Task brief: From the entries below, say how many lines carry the word "ご主人様", and give nothing but the number.

— start —

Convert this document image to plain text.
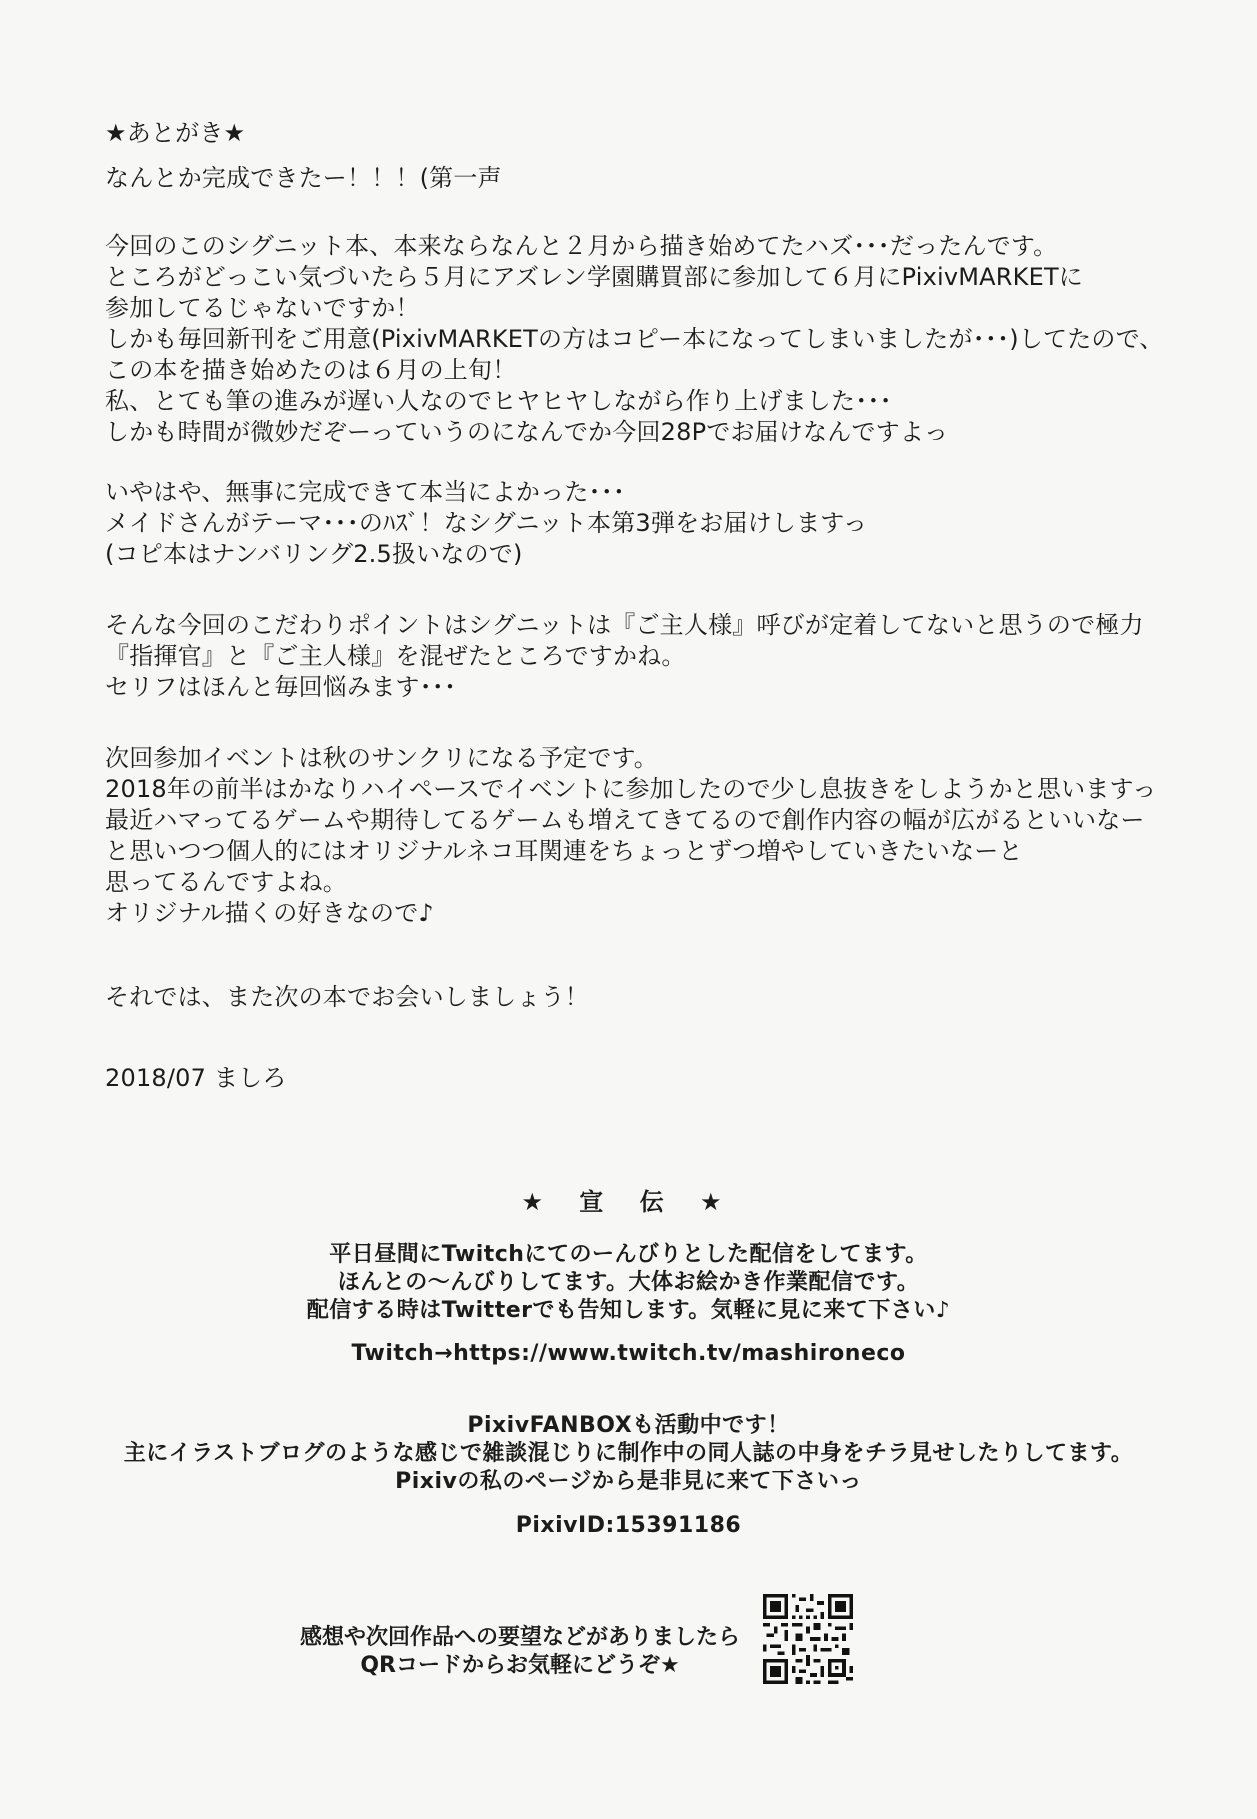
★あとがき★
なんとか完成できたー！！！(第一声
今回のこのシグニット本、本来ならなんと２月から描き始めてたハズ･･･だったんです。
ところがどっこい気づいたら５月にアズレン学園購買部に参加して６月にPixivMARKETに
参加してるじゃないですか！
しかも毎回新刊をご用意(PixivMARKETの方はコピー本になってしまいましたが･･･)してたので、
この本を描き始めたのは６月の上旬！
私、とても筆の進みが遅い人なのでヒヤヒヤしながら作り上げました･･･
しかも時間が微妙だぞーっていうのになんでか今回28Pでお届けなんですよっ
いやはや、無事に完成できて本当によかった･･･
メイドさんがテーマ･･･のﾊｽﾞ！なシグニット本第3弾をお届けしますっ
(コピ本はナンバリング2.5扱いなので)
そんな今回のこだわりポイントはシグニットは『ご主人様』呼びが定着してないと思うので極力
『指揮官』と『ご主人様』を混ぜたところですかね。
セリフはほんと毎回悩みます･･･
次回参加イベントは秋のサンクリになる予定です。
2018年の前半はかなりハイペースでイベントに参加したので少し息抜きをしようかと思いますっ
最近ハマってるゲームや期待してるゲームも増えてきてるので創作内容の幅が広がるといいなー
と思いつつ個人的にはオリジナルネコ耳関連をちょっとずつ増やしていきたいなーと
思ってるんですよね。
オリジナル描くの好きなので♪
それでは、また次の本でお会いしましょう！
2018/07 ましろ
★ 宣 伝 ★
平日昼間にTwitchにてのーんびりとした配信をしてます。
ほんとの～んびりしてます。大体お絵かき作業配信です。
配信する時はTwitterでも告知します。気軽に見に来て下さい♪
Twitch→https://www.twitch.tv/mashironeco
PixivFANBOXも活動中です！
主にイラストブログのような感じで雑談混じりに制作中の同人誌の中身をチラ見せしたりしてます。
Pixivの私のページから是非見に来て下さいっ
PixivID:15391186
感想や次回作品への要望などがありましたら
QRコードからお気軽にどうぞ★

— end —

Written response: 2